**REQUIREMENT**
Return every line below in which "this" appears.

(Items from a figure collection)
=-=-=-=-=

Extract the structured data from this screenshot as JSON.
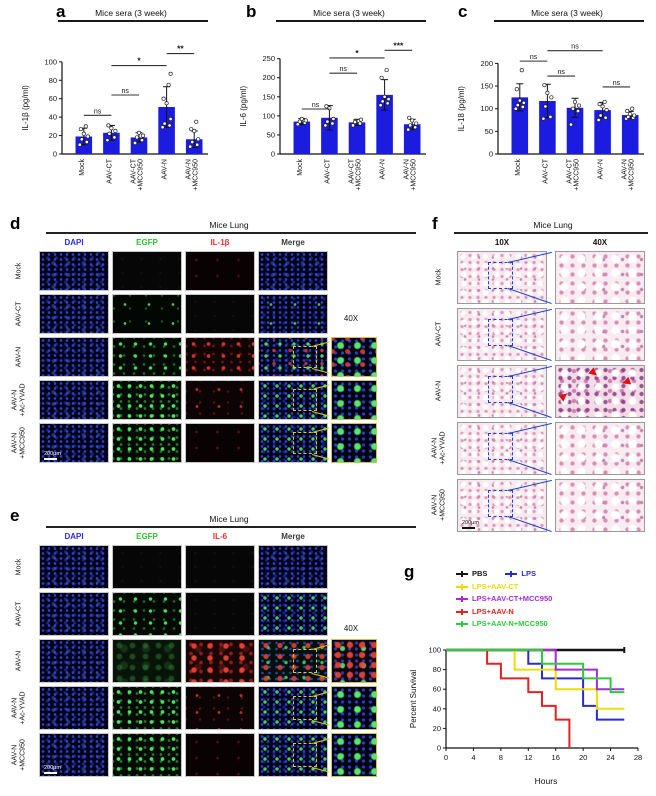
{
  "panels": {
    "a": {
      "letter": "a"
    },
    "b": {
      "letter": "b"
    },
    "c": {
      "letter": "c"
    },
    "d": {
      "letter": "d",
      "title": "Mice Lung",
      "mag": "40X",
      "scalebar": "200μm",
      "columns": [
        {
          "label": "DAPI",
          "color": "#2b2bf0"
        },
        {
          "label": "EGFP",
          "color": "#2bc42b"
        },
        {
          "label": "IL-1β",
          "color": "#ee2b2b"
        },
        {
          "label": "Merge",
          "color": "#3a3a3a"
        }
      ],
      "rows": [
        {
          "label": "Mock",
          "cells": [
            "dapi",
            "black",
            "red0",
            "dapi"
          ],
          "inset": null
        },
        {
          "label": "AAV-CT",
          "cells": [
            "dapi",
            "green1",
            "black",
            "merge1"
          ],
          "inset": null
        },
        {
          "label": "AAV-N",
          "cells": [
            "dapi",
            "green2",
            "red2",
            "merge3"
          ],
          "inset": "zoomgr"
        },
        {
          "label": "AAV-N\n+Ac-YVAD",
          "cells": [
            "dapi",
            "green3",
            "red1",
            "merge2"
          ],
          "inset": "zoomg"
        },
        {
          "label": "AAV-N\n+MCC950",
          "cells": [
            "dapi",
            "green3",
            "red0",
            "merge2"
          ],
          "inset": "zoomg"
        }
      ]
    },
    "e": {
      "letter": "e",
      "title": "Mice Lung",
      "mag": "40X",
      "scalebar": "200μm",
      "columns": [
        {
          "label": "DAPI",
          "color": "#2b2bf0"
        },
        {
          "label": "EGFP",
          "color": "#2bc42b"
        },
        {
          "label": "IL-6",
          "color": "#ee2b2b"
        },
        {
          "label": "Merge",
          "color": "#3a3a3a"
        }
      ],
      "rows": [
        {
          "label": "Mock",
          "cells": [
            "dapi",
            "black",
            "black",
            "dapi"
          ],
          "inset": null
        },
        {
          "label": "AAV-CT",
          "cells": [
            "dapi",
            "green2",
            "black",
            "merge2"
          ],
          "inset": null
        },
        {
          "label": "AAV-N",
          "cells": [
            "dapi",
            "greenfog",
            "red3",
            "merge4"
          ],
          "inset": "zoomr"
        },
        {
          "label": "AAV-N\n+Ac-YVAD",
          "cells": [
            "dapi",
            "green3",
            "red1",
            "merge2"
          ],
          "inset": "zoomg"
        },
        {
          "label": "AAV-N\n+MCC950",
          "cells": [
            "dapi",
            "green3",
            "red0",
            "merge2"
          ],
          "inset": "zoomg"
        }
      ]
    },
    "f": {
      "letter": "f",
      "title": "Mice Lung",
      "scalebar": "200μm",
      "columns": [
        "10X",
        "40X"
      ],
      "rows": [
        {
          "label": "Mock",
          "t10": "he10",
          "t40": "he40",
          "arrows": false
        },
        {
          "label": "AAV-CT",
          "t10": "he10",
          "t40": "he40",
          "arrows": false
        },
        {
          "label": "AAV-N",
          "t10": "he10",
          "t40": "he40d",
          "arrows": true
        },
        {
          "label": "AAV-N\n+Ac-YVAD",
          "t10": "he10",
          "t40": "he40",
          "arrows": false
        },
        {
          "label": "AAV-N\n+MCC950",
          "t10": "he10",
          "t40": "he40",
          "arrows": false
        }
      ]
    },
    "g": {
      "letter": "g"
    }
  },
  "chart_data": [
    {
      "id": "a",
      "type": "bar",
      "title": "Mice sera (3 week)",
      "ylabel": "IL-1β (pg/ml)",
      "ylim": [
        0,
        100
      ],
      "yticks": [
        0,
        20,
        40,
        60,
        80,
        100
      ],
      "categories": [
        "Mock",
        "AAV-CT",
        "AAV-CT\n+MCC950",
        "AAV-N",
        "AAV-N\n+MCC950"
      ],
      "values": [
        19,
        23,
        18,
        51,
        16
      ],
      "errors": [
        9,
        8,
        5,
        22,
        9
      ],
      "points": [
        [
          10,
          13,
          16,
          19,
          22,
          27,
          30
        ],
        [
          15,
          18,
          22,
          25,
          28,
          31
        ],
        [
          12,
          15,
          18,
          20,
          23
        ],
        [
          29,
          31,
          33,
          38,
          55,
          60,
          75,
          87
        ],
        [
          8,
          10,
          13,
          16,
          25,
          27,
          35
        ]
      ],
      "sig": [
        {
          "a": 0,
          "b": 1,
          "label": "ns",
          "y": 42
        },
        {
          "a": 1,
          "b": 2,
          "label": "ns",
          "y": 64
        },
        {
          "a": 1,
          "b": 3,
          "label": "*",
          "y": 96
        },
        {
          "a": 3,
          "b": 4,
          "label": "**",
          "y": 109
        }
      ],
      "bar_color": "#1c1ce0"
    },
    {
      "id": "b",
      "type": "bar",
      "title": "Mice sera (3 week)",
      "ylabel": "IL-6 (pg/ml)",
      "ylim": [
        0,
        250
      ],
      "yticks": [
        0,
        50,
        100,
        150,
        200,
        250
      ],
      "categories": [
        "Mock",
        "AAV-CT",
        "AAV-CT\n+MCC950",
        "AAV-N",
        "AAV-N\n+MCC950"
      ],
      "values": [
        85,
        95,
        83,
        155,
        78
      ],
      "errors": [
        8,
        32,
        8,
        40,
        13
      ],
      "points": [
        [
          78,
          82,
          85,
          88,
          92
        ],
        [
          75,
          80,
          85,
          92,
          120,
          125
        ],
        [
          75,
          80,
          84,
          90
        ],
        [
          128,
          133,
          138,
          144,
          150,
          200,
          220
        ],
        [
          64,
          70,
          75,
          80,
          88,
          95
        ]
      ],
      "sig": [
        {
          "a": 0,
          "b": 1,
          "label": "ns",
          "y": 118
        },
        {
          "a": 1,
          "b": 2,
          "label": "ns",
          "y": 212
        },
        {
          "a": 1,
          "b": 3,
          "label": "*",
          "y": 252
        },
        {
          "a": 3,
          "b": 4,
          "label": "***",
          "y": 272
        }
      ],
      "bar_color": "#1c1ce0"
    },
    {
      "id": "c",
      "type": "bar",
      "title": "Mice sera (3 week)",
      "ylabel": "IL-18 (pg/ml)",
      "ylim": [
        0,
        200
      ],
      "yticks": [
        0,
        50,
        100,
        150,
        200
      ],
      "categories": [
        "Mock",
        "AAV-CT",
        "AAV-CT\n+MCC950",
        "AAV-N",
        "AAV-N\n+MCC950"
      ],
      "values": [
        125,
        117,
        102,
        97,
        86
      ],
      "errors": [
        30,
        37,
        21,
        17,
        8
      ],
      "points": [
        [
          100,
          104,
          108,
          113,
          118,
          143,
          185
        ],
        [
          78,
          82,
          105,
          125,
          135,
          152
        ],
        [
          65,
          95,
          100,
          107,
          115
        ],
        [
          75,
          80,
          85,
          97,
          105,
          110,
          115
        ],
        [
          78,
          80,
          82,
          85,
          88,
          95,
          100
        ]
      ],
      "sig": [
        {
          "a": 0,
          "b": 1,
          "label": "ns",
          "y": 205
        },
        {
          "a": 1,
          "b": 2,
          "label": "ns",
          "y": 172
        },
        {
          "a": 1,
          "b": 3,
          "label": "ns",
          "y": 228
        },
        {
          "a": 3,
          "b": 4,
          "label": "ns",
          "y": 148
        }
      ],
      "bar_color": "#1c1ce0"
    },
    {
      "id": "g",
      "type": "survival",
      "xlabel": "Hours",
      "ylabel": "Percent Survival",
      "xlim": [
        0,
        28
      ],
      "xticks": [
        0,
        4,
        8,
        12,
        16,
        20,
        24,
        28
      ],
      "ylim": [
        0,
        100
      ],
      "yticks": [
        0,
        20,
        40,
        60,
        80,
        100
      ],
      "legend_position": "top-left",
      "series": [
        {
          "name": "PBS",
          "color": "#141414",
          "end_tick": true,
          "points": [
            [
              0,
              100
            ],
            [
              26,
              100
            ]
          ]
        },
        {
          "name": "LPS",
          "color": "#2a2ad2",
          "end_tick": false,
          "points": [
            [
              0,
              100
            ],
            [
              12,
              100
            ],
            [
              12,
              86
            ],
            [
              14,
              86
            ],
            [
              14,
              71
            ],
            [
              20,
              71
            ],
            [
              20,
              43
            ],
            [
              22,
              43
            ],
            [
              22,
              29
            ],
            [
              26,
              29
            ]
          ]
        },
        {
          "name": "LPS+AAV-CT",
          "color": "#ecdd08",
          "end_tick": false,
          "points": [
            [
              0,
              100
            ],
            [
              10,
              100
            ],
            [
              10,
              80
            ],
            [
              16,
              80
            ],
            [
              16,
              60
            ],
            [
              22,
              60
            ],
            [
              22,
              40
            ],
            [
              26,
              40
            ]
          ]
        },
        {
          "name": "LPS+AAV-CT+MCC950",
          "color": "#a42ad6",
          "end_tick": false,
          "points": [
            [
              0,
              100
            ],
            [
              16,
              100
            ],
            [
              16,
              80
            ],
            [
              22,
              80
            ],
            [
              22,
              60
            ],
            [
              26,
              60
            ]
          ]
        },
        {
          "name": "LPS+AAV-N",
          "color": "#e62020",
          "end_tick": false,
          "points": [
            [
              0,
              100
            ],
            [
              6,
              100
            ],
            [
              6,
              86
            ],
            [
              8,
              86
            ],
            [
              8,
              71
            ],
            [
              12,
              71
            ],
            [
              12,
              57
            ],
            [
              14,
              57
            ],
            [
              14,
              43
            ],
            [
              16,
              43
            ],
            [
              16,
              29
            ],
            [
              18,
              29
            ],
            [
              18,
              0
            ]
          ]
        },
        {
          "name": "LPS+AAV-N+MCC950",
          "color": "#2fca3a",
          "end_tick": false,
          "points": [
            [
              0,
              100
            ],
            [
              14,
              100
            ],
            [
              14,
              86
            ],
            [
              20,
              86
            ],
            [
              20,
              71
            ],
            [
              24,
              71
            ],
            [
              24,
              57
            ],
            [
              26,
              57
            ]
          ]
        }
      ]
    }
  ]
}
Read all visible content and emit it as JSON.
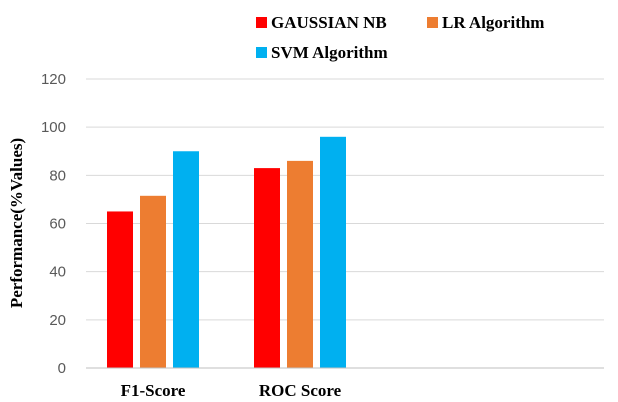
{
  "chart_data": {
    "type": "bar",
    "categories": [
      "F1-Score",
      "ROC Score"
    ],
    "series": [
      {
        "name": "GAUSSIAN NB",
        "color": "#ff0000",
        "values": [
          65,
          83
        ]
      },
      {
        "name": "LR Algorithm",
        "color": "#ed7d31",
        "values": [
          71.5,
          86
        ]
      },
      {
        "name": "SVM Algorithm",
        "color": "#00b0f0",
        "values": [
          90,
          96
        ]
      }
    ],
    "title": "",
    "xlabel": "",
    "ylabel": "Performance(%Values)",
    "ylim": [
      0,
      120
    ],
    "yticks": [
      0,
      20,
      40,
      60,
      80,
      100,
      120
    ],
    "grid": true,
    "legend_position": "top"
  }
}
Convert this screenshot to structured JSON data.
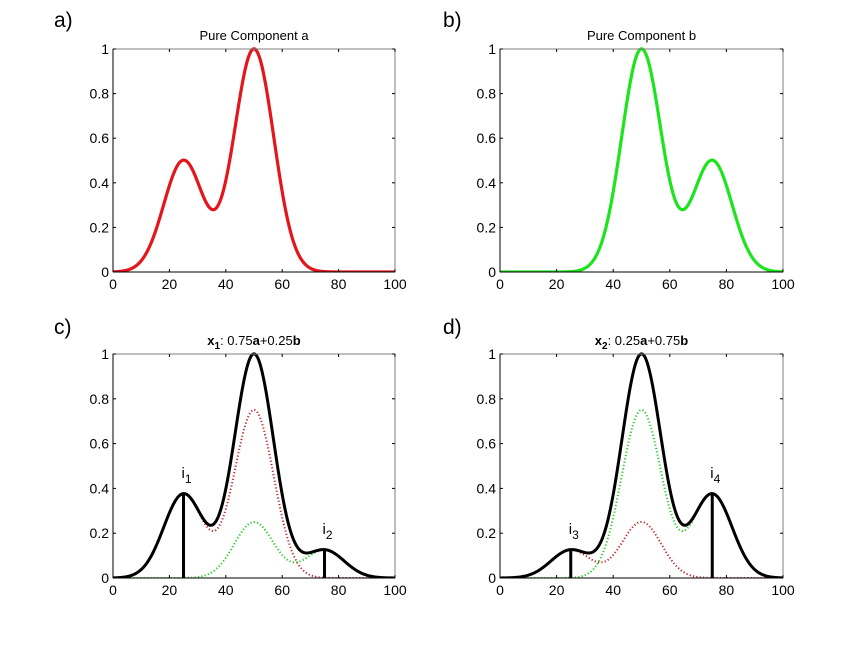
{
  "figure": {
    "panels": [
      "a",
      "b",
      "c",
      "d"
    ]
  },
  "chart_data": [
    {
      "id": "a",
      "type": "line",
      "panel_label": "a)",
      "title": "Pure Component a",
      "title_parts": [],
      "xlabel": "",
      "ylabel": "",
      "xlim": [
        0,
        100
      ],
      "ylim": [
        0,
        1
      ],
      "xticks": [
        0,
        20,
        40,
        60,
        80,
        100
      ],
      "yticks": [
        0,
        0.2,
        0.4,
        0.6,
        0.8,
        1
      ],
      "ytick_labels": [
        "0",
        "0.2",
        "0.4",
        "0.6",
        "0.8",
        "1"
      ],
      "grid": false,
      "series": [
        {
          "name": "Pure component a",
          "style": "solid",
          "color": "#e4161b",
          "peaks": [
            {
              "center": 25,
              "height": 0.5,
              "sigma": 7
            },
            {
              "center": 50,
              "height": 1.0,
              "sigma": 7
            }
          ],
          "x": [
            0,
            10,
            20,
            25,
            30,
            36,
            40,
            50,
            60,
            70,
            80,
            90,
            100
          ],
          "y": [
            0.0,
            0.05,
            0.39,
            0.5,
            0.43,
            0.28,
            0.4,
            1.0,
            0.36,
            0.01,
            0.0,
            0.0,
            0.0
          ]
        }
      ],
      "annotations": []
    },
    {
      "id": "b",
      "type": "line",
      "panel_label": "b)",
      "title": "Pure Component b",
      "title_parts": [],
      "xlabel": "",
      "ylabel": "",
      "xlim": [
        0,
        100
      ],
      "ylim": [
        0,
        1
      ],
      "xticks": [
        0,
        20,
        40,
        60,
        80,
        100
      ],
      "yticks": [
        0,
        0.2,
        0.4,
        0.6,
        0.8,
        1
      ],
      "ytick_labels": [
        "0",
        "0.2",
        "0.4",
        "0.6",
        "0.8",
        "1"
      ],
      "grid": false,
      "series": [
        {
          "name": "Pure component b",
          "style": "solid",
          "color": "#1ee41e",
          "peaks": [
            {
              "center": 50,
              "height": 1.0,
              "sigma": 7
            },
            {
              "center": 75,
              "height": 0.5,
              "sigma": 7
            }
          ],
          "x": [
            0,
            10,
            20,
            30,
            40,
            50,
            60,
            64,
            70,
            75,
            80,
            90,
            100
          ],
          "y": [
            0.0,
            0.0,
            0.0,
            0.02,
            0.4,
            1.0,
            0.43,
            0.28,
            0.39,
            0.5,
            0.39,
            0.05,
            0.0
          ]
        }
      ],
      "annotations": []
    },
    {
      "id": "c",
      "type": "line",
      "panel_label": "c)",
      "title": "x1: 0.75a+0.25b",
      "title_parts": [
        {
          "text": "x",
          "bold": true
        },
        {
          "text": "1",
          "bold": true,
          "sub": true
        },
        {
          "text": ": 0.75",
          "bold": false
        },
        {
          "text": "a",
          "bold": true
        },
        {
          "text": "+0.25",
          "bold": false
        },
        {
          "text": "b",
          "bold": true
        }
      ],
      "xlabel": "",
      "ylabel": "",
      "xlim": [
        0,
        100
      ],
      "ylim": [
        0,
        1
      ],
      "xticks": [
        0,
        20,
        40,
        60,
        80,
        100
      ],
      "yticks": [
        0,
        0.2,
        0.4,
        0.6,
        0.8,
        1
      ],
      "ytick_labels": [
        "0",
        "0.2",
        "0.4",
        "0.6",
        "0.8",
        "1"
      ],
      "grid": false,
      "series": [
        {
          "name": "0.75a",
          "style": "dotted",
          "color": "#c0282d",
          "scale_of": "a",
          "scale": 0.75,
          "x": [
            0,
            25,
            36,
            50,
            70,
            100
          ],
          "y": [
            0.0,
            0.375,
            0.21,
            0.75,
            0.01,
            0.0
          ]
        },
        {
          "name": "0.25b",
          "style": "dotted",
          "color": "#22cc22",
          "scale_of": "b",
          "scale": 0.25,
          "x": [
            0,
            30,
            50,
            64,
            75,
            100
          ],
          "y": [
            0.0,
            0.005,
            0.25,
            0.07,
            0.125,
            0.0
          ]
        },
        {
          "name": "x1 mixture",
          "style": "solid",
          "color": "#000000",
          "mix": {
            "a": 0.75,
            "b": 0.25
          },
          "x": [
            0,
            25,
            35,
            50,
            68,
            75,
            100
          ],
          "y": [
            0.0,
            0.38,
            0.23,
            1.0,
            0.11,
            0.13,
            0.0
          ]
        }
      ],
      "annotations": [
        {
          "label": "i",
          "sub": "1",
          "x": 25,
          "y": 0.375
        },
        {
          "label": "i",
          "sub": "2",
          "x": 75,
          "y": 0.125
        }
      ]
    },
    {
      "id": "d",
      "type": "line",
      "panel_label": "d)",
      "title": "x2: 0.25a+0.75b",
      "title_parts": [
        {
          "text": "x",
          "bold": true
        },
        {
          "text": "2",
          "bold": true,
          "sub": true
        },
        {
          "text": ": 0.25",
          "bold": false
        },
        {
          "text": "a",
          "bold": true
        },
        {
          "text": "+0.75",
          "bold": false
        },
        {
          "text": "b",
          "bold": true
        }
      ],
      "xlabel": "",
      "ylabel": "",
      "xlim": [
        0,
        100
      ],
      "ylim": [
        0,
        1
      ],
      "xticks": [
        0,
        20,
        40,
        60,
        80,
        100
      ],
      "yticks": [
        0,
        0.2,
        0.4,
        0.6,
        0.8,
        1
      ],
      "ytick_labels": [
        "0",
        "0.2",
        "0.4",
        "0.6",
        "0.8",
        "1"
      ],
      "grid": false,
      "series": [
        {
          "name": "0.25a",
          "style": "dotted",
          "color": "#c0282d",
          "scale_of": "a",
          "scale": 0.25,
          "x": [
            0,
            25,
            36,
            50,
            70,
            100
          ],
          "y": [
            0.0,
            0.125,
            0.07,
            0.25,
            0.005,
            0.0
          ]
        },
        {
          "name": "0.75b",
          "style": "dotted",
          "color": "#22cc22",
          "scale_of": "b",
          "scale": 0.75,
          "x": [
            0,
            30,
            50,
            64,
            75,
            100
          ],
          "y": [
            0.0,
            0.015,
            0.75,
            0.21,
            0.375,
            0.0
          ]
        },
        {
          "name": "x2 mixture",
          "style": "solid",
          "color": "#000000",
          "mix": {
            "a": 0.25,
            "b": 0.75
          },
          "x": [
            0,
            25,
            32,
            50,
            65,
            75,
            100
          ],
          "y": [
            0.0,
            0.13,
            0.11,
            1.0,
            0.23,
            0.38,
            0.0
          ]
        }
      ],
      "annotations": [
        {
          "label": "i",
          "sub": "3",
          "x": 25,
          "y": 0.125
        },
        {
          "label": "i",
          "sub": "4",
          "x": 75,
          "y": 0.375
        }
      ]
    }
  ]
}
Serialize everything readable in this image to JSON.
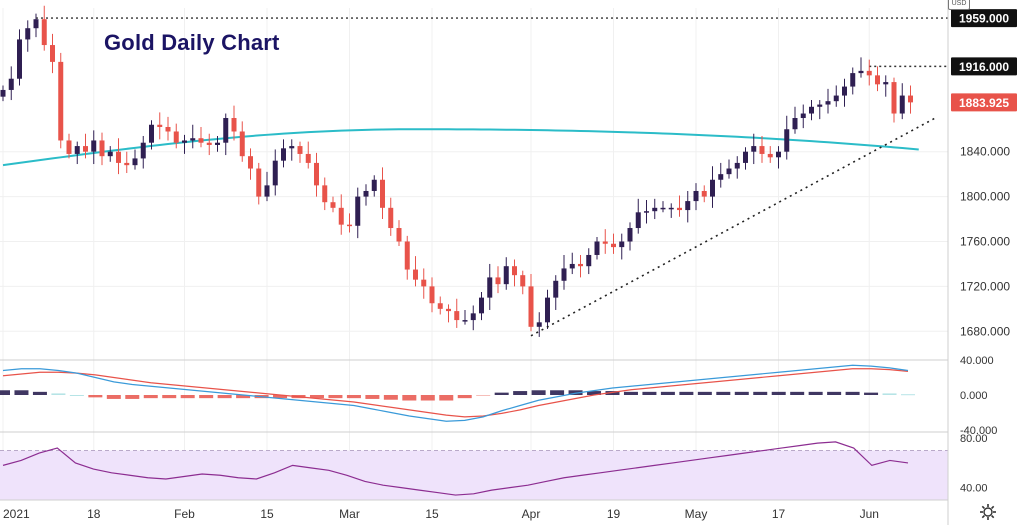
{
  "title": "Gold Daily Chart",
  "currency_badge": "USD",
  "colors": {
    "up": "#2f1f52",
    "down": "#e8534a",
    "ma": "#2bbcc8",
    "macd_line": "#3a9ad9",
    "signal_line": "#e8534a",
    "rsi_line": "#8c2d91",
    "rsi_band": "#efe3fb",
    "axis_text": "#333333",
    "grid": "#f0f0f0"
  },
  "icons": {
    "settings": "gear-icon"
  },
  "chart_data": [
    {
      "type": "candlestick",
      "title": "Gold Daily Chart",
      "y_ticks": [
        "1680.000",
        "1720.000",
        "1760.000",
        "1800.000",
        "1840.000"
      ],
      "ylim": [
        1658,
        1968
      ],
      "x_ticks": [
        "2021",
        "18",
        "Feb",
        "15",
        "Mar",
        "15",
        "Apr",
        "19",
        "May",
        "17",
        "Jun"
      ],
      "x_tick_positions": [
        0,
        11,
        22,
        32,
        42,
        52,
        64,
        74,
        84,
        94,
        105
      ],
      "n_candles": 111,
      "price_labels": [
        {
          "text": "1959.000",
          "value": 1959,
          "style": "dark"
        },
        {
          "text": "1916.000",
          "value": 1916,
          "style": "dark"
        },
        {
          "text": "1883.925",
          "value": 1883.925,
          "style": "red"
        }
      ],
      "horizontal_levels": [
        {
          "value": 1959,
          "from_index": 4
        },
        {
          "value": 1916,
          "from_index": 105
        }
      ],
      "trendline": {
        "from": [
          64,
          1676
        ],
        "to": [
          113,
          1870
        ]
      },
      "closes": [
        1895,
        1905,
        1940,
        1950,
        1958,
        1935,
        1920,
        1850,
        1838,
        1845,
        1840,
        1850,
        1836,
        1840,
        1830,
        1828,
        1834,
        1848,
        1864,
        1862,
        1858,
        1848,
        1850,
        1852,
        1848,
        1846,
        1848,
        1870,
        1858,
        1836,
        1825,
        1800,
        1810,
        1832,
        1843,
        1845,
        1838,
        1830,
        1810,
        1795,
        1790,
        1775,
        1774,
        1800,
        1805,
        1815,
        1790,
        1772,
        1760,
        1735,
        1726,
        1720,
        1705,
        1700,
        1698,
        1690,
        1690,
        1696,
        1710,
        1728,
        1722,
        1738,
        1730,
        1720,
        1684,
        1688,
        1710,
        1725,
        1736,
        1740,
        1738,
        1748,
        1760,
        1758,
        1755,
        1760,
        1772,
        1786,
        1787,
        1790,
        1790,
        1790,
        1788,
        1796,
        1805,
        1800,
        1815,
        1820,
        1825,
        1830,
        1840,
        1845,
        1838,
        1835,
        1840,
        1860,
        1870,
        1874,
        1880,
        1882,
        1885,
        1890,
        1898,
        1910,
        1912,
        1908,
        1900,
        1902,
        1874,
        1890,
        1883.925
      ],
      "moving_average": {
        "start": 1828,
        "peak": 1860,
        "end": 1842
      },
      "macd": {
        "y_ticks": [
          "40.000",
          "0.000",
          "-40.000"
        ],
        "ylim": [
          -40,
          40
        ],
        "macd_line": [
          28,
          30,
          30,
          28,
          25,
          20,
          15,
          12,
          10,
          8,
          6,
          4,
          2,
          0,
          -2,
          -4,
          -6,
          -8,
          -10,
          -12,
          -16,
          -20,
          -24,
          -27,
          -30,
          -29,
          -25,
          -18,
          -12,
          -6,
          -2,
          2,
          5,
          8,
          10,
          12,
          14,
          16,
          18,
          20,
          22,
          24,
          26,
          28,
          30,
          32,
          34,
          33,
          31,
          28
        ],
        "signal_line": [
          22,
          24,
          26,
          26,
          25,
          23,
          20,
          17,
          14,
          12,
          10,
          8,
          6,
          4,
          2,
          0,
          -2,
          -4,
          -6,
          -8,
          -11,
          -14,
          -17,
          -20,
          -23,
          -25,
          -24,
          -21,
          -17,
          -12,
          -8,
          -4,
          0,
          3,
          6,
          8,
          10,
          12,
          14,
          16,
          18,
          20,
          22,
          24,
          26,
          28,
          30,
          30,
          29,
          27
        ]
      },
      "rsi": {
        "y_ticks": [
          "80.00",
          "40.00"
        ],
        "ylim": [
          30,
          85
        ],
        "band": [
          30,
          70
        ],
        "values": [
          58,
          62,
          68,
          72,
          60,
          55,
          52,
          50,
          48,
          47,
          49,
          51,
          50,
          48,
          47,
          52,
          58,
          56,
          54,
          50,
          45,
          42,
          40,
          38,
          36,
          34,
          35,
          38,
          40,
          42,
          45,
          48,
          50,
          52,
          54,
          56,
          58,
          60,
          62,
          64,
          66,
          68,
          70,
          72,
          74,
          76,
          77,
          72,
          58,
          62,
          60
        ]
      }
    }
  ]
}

=-=-=-=-=

**THE RESPONSE**
Extract the structured data from this screenshot as JSON.
Convert this screenshot to structured JSON data.
Serialize everything readable in this image to JSON.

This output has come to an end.